[Records]
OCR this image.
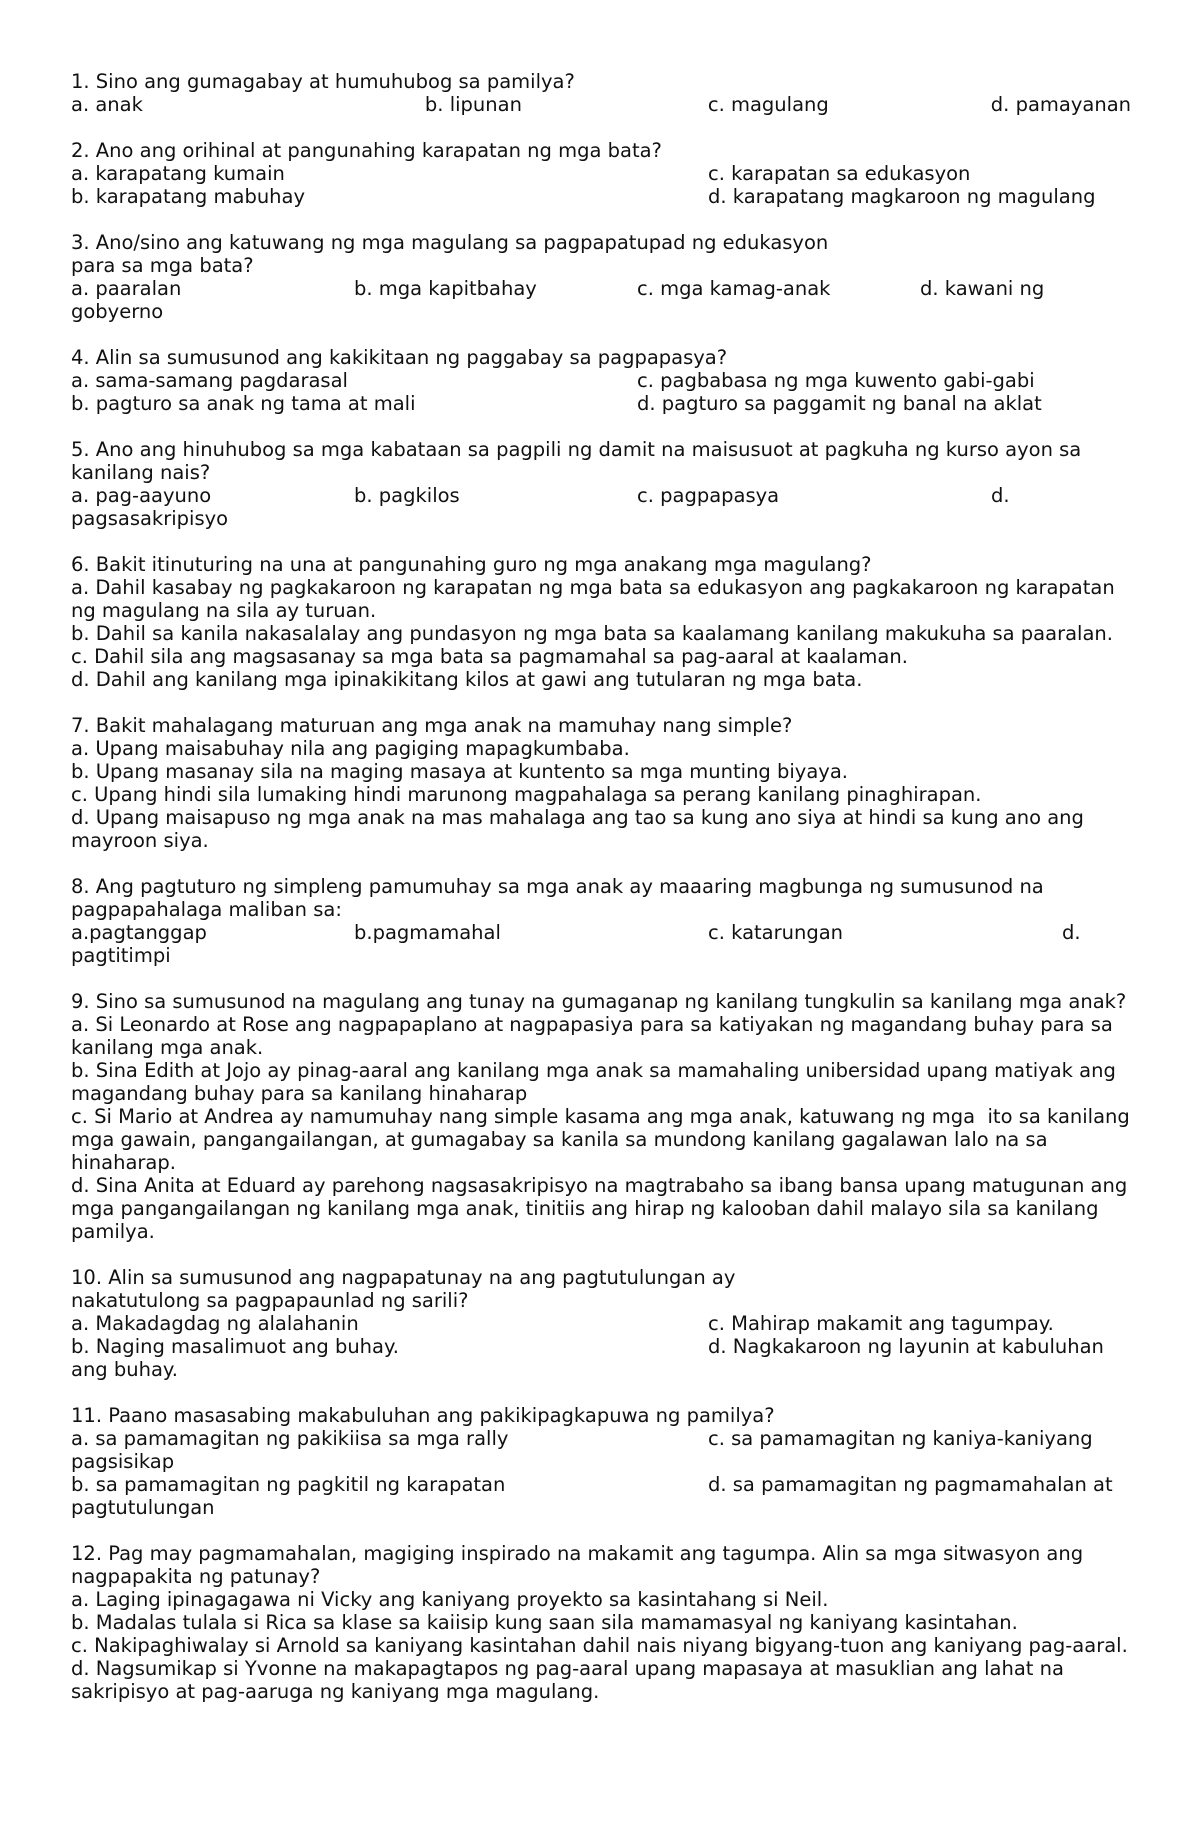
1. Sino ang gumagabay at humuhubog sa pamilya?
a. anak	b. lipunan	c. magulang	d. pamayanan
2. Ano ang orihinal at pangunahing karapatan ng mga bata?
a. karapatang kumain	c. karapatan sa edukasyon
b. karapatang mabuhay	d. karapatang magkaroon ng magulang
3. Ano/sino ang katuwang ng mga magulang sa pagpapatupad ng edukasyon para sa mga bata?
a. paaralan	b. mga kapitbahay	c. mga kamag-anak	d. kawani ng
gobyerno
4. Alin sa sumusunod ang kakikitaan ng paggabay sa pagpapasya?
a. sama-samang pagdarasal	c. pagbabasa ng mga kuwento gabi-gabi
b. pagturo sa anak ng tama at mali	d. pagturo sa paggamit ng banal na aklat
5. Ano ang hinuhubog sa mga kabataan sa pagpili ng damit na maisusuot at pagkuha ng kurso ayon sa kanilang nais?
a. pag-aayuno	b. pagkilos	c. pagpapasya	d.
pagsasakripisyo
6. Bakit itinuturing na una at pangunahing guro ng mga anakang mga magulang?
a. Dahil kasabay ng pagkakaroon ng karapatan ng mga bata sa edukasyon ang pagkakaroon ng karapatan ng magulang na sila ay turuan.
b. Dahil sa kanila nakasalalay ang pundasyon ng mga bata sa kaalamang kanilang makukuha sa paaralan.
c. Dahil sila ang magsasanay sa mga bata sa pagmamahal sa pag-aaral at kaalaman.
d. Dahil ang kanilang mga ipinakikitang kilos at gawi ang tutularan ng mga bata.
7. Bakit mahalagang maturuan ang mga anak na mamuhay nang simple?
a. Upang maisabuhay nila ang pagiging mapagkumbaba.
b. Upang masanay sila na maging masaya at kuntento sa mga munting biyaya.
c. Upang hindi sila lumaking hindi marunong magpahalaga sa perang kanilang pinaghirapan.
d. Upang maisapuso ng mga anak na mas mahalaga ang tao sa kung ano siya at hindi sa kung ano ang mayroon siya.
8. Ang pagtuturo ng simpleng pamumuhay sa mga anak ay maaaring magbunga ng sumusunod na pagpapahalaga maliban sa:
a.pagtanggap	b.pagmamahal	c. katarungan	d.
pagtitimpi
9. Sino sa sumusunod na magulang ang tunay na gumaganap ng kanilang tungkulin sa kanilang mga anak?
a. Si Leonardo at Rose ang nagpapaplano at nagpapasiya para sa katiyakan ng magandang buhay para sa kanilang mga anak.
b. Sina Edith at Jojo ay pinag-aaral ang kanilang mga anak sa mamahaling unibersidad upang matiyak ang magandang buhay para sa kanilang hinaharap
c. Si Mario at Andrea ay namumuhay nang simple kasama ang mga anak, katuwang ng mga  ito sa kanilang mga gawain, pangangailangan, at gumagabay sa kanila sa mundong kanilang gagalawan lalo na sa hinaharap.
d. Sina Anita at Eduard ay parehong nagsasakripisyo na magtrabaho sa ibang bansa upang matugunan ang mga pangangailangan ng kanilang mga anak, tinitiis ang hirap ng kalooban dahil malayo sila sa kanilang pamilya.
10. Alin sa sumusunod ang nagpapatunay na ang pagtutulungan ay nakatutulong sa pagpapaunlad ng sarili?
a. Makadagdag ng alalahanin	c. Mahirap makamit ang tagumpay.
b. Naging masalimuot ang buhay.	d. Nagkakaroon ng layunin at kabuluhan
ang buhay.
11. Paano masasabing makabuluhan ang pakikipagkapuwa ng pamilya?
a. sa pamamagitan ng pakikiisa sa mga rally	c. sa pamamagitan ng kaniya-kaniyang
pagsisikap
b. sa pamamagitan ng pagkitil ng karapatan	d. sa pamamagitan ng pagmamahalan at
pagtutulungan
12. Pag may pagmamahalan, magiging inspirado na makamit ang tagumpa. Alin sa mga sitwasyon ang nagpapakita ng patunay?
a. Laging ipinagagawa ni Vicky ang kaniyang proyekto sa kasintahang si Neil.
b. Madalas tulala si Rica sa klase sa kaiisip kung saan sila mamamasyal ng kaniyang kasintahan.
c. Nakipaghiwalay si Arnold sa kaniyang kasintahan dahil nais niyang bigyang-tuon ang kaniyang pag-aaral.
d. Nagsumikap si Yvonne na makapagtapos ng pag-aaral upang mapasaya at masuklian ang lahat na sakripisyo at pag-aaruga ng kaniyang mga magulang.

> **Problem statement**: Give all the lines above again, character for character, without pictures.

> **Task answer**:
OCR this image.
1. Sino ang gumagabay at humuhubog sa pamilya?
a. anak	b. lipunan	c. magulang	d. pamayanan
2. Ano ang orihinal at pangunahing karapatan ng mga bata?
a. karapatang kumain	c. karapatan sa edukasyon
b. karapatang mabuhay	d. karapatang magkaroon ng magulang
3. Ano/sino ang katuwang ng mga magulang sa pagpapatupad ng edukasyon para sa mga bata?
a. paaralan	b. mga kapitbahay	c. mga kamag-anak	d. kawani ng
gobyerno
4. Alin sa sumusunod ang kakikitaan ng paggabay sa pagpapasya?
a. sama-samang pagdarasal	c. pagbabasa ng mga kuwento gabi-gabi
b. pagturo sa anak ng tama at mali	d. pagturo sa paggamit ng banal na aklat
5. Ano ang hinuhubog sa mga kabataan sa pagpili ng damit na maisusuot at pagkuha ng kurso ayon sa kanilang nais?
a. pag-aayuno	b. pagkilos	c. pagpapasya	d.
pagsasakripisyo
6. Bakit itinuturing na una at pangunahing guro ng mga anakang mga magulang?
a. Dahil kasabay ng pagkakaroon ng karapatan ng mga bata sa edukasyon ang pagkakaroon ng karapatan ng magulang na sila ay turuan.
b. Dahil sa kanila nakasalalay ang pundasyon ng mga bata sa kaalamang kanilang makukuha sa paaralan.
c. Dahil sila ang magsasanay sa mga bata sa pagmamahal sa pag-aaral at kaalaman.
d. Dahil ang kanilang mga ipinakikitang kilos at gawi ang tutularan ng mga bata.
7. Bakit mahalagang maturuan ang mga anak na mamuhay nang simple?
a. Upang maisabuhay nila ang pagiging mapagkumbaba.
b. Upang masanay sila na maging masaya at kuntento sa mga munting biyaya.
c. Upang hindi sila lumaking hindi marunong magpahalaga sa perang kanilang pinaghirapan.
d. Upang maisapuso ng mga anak na mas mahalaga ang tao sa kung ano siya at hindi sa kung ano ang mayroon siya.
8. Ang pagtuturo ng simpleng pamumuhay sa mga anak ay maaaring magbunga ng sumusunod na pagpapahalaga maliban sa:
a.pagtanggap	b.pagmamahal	c. katarungan	d.
pagtitimpi
9. Sino sa sumusunod na magulang ang tunay na gumaganap ng kanilang tungkulin sa kanilang mga anak?
a. Si Leonardo at Rose ang nagpapaplano at nagpapasiya para sa katiyakan ng magandang buhay para sa kanilang mga anak.
b. Sina Edith at Jojo ay pinag-aaral ang kanilang mga anak sa mamahaling unibersidad upang matiyak ang magandang buhay para sa kanilang hinaharap
c. Si Mario at Andrea ay namumuhay nang simple kasama ang mga anak, katuwang ng mga  ito sa kanilang mga gawain, pangangailangan, at gumagabay sa kanila sa mundong kanilang gagalawan lalo na sa hinaharap.
d. Sina Anita at Eduard ay parehong nagsasakripisyo na magtrabaho sa ibang bansa upang matugunan ang mga pangangailangan ng kanilang mga anak, tinitiis ang hirap ng kalooban dahil malayo sila sa kanilang pamilya.
10. Alin sa sumusunod ang nagpapatunay na ang pagtutulungan ay nakatutulong sa pagpapaunlad ng sarili?
a. Makadagdag ng alalahanin	c. Mahirap makamit ang tagumpay.
b. Naging masalimuot ang buhay.	d. Nagkakaroon ng layunin at kabuluhan
ang buhay.
11. Paano masasabing makabuluhan ang pakikipagkapuwa ng pamilya?
a. sa pamamagitan ng pakikiisa sa mga rally	c. sa pamamagitan ng kaniya-kaniyang
pagsisikap
b. sa pamamagitan ng pagkitil ng karapatan	d. sa pamamagitan ng pagmamahalan at
pagtutulungan
12. Pag may pagmamahalan, magiging inspirado na makamit ang tagumpa. Alin sa mga sitwasyon ang nagpapakita ng patunay?
a. Laging ipinagagawa ni Vicky ang kaniyang proyekto sa kasintahang si Neil.
b. Madalas tulala si Rica sa klase sa kaiisip kung saan sila mamamasyal ng kaniyang kasintahan.
c. Nakipaghiwalay si Arnold sa kaniyang kasintahan dahil nais niyang bigyang-tuon ang kaniyang pag-aaral.
d. Nagsumikap si Yvonne na makapagtapos ng pag-aaral upang mapasaya at masuklian ang lahat na sakripisyo at pag-aaruga ng kaniyang mga magulang.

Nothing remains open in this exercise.